(Records from a dataset)
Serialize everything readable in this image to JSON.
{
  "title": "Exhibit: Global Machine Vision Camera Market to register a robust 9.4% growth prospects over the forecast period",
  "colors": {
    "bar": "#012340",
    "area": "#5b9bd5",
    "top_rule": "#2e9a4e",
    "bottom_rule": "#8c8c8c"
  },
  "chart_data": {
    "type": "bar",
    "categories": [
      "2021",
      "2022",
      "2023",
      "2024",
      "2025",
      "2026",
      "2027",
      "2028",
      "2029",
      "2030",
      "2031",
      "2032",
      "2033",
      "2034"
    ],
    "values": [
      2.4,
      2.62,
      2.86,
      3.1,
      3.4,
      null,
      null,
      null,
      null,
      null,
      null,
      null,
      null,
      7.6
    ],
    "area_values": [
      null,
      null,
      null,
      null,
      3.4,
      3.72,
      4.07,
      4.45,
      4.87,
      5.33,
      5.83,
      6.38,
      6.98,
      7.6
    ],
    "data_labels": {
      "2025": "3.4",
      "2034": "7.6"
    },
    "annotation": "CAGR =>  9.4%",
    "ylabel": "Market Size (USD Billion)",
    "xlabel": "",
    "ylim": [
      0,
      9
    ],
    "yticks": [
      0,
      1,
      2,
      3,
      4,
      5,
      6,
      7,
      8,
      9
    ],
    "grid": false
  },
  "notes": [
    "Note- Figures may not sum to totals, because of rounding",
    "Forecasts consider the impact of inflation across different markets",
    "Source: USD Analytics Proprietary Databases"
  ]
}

- Aim of the exercise: Write out all the lines again, exactly as they are.

- The output:
Serialize everything readable in this image to JSON.
{
  "title": "Exhibit: Global Machine Vision Camera Market to register a robust 9.4% growth prospects over the forecast period",
  "colors": {
    "bar": "#012340",
    "area": "#5b9bd5",
    "top_rule": "#2e9a4e",
    "bottom_rule": "#8c8c8c"
  },
  "chart_data": {
    "type": "bar",
    "categories": [
      "2021",
      "2022",
      "2023",
      "2024",
      "2025",
      "2026",
      "2027",
      "2028",
      "2029",
      "2030",
      "2031",
      "2032",
      "2033",
      "2034"
    ],
    "values": [
      2.4,
      2.62,
      2.86,
      3.1,
      3.4,
      null,
      null,
      null,
      null,
      null,
      null,
      null,
      null,
      7.6
    ],
    "area_values": [
      null,
      null,
      null,
      null,
      3.4,
      3.72,
      4.07,
      4.45,
      4.87,
      5.33,
      5.83,
      6.38,
      6.98,
      7.6
    ],
    "data_labels": {
      "2025": "3.4",
      "2034": "7.6"
    },
    "annotation": "CAGR =>  9.4%",
    "ylabel": "Market Size (USD Billion)",
    "xlabel": "",
    "ylim": [
      0,
      9
    ],
    "yticks": [
      0,
      1,
      2,
      3,
      4,
      5,
      6,
      7,
      8,
      9
    ],
    "grid": false
  },
  "notes": [
    "Note- Figures may not sum to totals, because of rounding",
    "Forecasts consider the impact of inflation across different markets",
    "Source: USD Analytics Proprietary Databases"
  ]
}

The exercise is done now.